**SET PROBLEM**
Pictures should be excluded; otherwise, copy every entry exactly.

**INPUT ROWS**
§

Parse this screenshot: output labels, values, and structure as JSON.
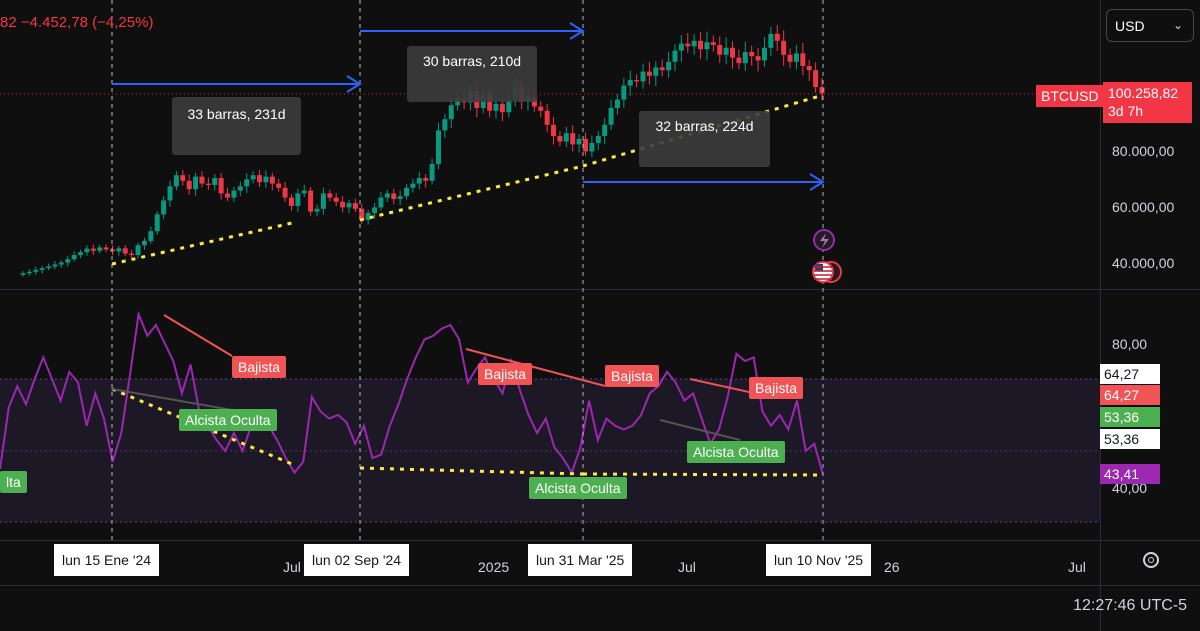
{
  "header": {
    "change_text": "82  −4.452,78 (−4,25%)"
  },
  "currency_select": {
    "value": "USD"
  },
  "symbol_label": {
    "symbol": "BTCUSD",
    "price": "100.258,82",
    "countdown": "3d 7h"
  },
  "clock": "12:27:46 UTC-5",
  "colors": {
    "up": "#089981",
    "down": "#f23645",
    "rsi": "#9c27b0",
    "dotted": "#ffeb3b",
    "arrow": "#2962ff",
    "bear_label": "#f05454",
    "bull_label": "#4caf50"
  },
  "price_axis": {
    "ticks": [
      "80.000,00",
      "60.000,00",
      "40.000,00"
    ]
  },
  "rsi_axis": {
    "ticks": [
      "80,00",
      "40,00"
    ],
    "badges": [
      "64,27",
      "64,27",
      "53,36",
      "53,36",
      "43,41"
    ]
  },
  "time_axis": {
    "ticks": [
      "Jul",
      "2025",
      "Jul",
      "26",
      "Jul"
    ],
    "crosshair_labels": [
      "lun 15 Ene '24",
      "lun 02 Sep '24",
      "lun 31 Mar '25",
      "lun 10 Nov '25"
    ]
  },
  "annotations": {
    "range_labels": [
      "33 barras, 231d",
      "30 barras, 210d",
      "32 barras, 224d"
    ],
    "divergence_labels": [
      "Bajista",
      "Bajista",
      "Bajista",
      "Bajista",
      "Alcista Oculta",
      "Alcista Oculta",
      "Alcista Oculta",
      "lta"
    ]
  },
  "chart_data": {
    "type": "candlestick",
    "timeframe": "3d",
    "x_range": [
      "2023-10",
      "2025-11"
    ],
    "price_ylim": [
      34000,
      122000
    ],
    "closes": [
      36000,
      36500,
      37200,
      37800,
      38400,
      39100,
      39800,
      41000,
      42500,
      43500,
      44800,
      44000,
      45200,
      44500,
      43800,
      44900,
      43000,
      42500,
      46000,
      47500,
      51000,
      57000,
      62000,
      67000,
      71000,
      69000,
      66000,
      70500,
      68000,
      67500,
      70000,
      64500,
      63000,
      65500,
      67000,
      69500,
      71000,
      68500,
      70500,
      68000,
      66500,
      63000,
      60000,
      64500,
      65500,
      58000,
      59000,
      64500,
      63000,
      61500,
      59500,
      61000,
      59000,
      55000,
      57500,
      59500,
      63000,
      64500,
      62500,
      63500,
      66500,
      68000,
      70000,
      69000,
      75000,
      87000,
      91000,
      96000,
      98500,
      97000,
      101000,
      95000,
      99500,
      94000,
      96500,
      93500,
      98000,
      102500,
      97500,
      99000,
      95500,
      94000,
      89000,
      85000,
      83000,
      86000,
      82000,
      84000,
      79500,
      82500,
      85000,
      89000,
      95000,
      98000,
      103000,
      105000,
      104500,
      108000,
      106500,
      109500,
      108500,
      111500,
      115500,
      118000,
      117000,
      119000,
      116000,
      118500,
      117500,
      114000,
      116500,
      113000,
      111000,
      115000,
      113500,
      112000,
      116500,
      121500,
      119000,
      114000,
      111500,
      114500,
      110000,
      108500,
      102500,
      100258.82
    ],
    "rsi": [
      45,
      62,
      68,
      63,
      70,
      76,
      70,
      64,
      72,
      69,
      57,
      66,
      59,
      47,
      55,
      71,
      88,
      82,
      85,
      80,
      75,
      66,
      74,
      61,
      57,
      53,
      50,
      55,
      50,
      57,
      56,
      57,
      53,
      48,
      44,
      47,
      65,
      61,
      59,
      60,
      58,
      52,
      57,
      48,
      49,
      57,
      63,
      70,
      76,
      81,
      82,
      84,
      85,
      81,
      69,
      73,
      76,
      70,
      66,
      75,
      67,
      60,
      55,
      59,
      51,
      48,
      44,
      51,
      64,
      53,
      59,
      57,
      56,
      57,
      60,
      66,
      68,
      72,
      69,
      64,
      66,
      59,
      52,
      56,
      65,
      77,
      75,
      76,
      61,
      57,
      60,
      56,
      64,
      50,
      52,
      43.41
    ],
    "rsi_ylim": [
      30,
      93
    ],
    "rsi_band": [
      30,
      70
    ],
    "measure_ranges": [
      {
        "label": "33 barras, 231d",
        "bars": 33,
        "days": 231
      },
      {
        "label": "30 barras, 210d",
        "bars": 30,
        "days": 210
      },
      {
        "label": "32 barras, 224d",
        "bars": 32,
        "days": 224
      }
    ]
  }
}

§

**COMPLETE RESPONSE**
Parse this screenshot: output labels, values, and structure as JSON.
{
  "header": {
    "change_text": "82  −4.452,78 (−4,25%)"
  },
  "currency_select": {
    "value": "USD"
  },
  "symbol_label": {
    "symbol": "BTCUSD",
    "price": "100.258,82",
    "countdown": "3d 7h"
  },
  "clock": "12:27:46 UTC-5",
  "colors": {
    "up": "#089981",
    "down": "#f23645",
    "rsi": "#9c27b0",
    "dotted": "#ffeb3b",
    "arrow": "#2962ff",
    "bear_label": "#f05454",
    "bull_label": "#4caf50"
  },
  "price_axis": {
    "ticks": [
      "80.000,00",
      "60.000,00",
      "40.000,00"
    ]
  },
  "rsi_axis": {
    "ticks": [
      "80,00",
      "40,00"
    ],
    "badges": [
      "64,27",
      "64,27",
      "53,36",
      "53,36",
      "43,41"
    ]
  },
  "time_axis": {
    "ticks": [
      "Jul",
      "2025",
      "Jul",
      "26",
      "Jul"
    ],
    "crosshair_labels": [
      "lun 15 Ene '24",
      "lun 02 Sep '24",
      "lun 31 Mar '25",
      "lun 10 Nov '25"
    ]
  },
  "annotations": {
    "range_labels": [
      "33 barras, 231d",
      "30 barras, 210d",
      "32 barras, 224d"
    ],
    "divergence_labels": [
      "Bajista",
      "Bajista",
      "Bajista",
      "Bajista",
      "Alcista Oculta",
      "Alcista Oculta",
      "Alcista Oculta",
      "lta"
    ]
  },
  "chart_data": {
    "type": "candlestick",
    "timeframe": "3d",
    "x_range": [
      "2023-10",
      "2025-11"
    ],
    "price_ylim": [
      34000,
      122000
    ],
    "closes": [
      36000,
      36500,
      37200,
      37800,
      38400,
      39100,
      39800,
      41000,
      42500,
      43500,
      44800,
      44000,
      45200,
      44500,
      43800,
      44900,
      43000,
      42500,
      46000,
      47500,
      51000,
      57000,
      62000,
      67000,
      71000,
      69000,
      66000,
      70500,
      68000,
      67500,
      70000,
      64500,
      63000,
      65500,
      67000,
      69500,
      71000,
      68500,
      70500,
      68000,
      66500,
      63000,
      60000,
      64500,
      65500,
      58000,
      59000,
      64500,
      63000,
      61500,
      59500,
      61000,
      59000,
      55000,
      57500,
      59500,
      63000,
      64500,
      62500,
      63500,
      66500,
      68000,
      70000,
      69000,
      75000,
      87000,
      91000,
      96000,
      98500,
      97000,
      101000,
      95000,
      99500,
      94000,
      96500,
      93500,
      98000,
      102500,
      97500,
      99000,
      95500,
      94000,
      89000,
      85000,
      83000,
      86000,
      82000,
      84000,
      79500,
      82500,
      85000,
      89000,
      95000,
      98000,
      103000,
      105000,
      104500,
      108000,
      106500,
      109500,
      108500,
      111500,
      115500,
      118000,
      117000,
      119000,
      116000,
      118500,
      117500,
      114000,
      116500,
      113000,
      111000,
      115000,
      113500,
      112000,
      116500,
      121500,
      119000,
      114000,
      111500,
      114500,
      110000,
      108500,
      102500,
      100258.82
    ],
    "rsi": [
      45,
      62,
      68,
      63,
      70,
      76,
      70,
      64,
      72,
      69,
      57,
      66,
      59,
      47,
      55,
      71,
      88,
      82,
      85,
      80,
      75,
      66,
      74,
      61,
      57,
      53,
      50,
      55,
      50,
      57,
      56,
      57,
      53,
      48,
      44,
      47,
      65,
      61,
      59,
      60,
      58,
      52,
      57,
      48,
      49,
      57,
      63,
      70,
      76,
      81,
      82,
      84,
      85,
      81,
      69,
      73,
      76,
      70,
      66,
      75,
      67,
      60,
      55,
      59,
      51,
      48,
      44,
      51,
      64,
      53,
      59,
      57,
      56,
      57,
      60,
      66,
      68,
      72,
      69,
      64,
      66,
      59,
      52,
      56,
      65,
      77,
      75,
      76,
      61,
      57,
      60,
      56,
      64,
      50,
      52,
      43.41
    ],
    "rsi_ylim": [
      30,
      93
    ],
    "rsi_band": [
      30,
      70
    ],
    "measure_ranges": [
      {
        "label": "33 barras, 231d",
        "bars": 33,
        "days": 231
      },
      {
        "label": "30 barras, 210d",
        "bars": 30,
        "days": 210
      },
      {
        "label": "32 barras, 224d",
        "bars": 32,
        "days": 224
      }
    ]
  }
}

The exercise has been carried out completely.